▸ Recorded information
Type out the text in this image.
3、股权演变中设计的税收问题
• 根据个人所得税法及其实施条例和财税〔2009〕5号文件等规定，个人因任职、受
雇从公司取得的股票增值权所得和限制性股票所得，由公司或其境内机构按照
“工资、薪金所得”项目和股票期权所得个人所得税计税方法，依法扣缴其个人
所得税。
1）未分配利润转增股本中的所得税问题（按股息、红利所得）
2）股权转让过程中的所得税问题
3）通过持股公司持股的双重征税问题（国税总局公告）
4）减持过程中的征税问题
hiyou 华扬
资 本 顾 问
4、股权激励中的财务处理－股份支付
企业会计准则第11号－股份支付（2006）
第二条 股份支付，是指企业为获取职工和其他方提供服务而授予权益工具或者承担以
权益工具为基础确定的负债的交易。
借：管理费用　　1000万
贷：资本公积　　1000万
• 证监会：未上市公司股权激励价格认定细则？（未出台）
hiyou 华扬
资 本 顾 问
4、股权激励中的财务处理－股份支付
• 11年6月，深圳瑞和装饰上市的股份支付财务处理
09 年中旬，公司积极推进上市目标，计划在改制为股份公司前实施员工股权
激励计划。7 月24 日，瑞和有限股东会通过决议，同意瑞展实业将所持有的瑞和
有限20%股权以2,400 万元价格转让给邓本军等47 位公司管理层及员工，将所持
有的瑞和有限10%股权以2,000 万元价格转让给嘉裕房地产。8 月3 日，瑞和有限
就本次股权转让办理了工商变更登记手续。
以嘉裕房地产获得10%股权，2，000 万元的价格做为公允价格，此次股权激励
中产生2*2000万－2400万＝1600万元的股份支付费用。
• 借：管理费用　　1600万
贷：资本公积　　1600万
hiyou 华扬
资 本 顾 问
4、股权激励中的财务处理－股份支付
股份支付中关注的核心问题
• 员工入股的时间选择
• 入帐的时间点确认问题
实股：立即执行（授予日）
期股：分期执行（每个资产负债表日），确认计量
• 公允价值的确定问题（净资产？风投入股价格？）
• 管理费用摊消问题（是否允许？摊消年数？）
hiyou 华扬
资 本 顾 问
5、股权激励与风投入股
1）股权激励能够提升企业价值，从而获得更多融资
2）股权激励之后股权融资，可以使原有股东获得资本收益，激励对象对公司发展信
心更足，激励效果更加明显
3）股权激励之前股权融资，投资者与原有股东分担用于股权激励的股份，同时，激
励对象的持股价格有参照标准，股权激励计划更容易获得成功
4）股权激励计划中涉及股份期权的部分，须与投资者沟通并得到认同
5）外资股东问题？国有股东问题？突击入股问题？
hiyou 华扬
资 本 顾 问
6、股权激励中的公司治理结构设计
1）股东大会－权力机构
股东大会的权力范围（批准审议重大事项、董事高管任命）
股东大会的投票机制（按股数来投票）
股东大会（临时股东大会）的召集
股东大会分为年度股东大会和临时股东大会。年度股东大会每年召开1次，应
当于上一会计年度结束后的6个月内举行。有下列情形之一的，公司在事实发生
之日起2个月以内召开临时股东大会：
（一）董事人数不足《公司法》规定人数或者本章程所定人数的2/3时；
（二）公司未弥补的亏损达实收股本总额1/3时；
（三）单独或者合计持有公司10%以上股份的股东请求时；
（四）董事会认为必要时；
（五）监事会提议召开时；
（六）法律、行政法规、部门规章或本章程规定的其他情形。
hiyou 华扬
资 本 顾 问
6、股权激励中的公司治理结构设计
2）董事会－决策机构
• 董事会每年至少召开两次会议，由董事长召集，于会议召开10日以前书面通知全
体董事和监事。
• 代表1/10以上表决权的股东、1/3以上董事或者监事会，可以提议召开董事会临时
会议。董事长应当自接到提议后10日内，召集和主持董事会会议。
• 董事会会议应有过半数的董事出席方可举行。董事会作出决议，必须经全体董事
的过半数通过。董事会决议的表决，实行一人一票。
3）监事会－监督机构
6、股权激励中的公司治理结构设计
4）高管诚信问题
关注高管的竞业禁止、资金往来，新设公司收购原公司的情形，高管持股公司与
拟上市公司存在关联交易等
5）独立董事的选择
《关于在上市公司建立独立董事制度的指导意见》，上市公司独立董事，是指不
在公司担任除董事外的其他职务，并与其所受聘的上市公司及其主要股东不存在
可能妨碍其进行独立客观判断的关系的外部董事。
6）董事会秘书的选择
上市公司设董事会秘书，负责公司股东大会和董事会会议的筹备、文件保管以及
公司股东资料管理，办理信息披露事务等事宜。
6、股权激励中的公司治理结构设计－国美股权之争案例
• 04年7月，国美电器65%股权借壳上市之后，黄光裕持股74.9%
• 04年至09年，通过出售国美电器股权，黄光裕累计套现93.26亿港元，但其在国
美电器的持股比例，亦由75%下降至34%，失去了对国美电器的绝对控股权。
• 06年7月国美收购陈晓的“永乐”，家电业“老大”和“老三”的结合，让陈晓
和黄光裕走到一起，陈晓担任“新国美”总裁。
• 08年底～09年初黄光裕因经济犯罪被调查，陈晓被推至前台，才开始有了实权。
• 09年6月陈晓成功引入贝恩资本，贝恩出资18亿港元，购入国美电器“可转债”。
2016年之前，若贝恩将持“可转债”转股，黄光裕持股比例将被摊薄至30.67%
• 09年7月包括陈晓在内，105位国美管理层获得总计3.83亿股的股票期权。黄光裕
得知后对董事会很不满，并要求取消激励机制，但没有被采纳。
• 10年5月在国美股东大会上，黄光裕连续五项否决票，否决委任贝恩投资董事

▸ What this task involves
Retype the listing. Match it exactly.

▸ Task response
Type out the text in this image.
3、股权演变中设计的税收问题
• 根据个人所得税法及其实施条例和财税〔2009〕5号文件等规定，个人因任职、受
雇从公司取得的股票增值权所得和限制性股票所得，由公司或其境内机构按照
“工资、薪金所得”项目和股票期权所得个人所得税计税方法，依法扣缴其个人
所得税。
1）未分配利润转增股本中的所得税问题（按股息、红利所得）
2）股权转让过程中的所得税问题
3）通过持股公司持股的双重征税问题（国税总局公告）
4）减持过程中的征税问题
hiyou 华扬
资 本 顾 问
4、股权激励中的财务处理－股份支付
企业会计准则第11号－股份支付（2006）
第二条 股份支付，是指企业为获取职工和其他方提供服务而授予权益工具或者承担以
权益工具为基础确定的负债的交易。
借：管理费用　　1000万
贷：资本公积　　1000万
• 证监会：未上市公司股权激励价格认定细则？（未出台）
hiyou 华扬
资 本 顾 问
4、股权激励中的财务处理－股份支付
• 11年6月，深圳瑞和装饰上市的股份支付财务处理
09 年中旬，公司积极推进上市目标，计划在改制为股份公司前实施员工股权
激励计划。7 月24 日，瑞和有限股东会通过决议，同意瑞展实业将所持有的瑞和
有限20%股权以2,400 万元价格转让给邓本军等47 位公司管理层及员工，将所持
有的瑞和有限10%股权以2,000 万元价格转让给嘉裕房地产。8 月3 日，瑞和有限
就本次股权转让办理了工商变更登记手续。
以嘉裕房地产获得10%股权，2，000 万元的价格做为公允价格，此次股权激励
中产生2*2000万－2400万＝1600万元的股份支付费用。
• 借：管理费用　　1600万
贷：资本公积　　1600万
hiyou 华扬
资 本 顾 问
4、股权激励中的财务处理－股份支付
股份支付中关注的核心问题
• 员工入股的时间选择
• 入帐的时间点确认问题
实股：立即执行（授予日）
期股：分期执行（每个资产负债表日），确认计量
• 公允价值的确定问题（净资产？风投入股价格？）
• 管理费用摊消问题（是否允许？摊消年数？）
hiyou 华扬
资 本 顾 问
5、股权激励与风投入股
1）股权激励能够提升企业价值，从而获得更多融资
2）股权激励之后股权融资，可以使原有股东获得资本收益，激励对象对公司发展信
心更足，激励效果更加明显
3）股权激励之前股权融资，投资者与原有股东分担用于股权激励的股份，同时，激
励对象的持股价格有参照标准，股权激励计划更容易获得成功
4）股权激励计划中涉及股份期权的部分，须与投资者沟通并得到认同
5）外资股东问题？国有股东问题？突击入股问题？
hiyou 华扬
资 本 顾 问
6、股权激励中的公司治理结构设计
1）股东大会－权力机构
股东大会的权力范围（批准审议重大事项、董事高管任命）
股东大会的投票机制（按股数来投票）
股东大会（临时股东大会）的召集
股东大会分为年度股东大会和临时股东大会。年度股东大会每年召开1次，应
当于上一会计年度结束后的6个月内举行。有下列情形之一的，公司在事实发生
之日起2个月以内召开临时股东大会：
（一）董事人数不足《公司法》规定人数或者本章程所定人数的2/3时；
（二）公司未弥补的亏损达实收股本总额1/3时；
（三）单独或者合计持有公司10%以上股份的股东请求时；
（四）董事会认为必要时；
（五）监事会提议召开时；
（六）法律、行政法规、部门规章或本章程规定的其他情形。
hiyou 华扬
资 本 顾 问
6、股权激励中的公司治理结构设计
2）董事会－决策机构
• 董事会每年至少召开两次会议，由董事长召集，于会议召开10日以前书面通知全
体董事和监事。
• 代表1/10以上表决权的股东、1/3以上董事或者监事会，可以提议召开董事会临时
会议。董事长应当自接到提议后10日内，召集和主持董事会会议。
• 董事会会议应有过半数的董事出席方可举行。董事会作出决议，必须经全体董事
的过半数通过。董事会决议的表决，实行一人一票。
3）监事会－监督机构
6、股权激励中的公司治理结构设计
4）高管诚信问题
关注高管的竞业禁止、资金往来，新设公司收购原公司的情形，高管持股公司与
拟上市公司存在关联交易等
5）独立董事的选择
《关于在上市公司建立独立董事制度的指导意见》，上市公司独立董事，是指不
在公司担任除董事外的其他职务，并与其所受聘的上市公司及其主要股东不存在
可能妨碍其进行独立客观判断的关系的外部董事。
6）董事会秘书的选择
上市公司设董事会秘书，负责公司股东大会和董事会会议的筹备、文件保管以及
公司股东资料管理，办理信息披露事务等事宜。
6、股权激励中的公司治理结构设计－国美股权之争案例
• 04年7月，国美电器65%股权借壳上市之后，黄光裕持股74.9%
• 04年至09年，通过出售国美电器股权，黄光裕累计套现93.26亿港元，但其在国
美电器的持股比例，亦由75%下降至34%，失去了对国美电器的绝对控股权。
• 06年7月国美收购陈晓的“永乐”，家电业“老大”和“老三”的结合，让陈晓
和黄光裕走到一起，陈晓担任“新国美”总裁。
• 08年底～09年初黄光裕因经济犯罪被调查，陈晓被推至前台，才开始有了实权。
• 09年6月陈晓成功引入贝恩资本，贝恩出资18亿港元，购入国美电器“可转债”。
2016年之前，若贝恩将持“可转债”转股，黄光裕持股比例将被摊薄至30.67%
• 09年7月包括陈晓在内，105位国美管理层获得总计3.83亿股的股票期权。黄光裕
得知后对董事会很不满，并要求取消激励机制，但没有被采纳。
• 10年5月在国美股东大会上，黄光裕连续五项否决票，否决委任贝恩投资董事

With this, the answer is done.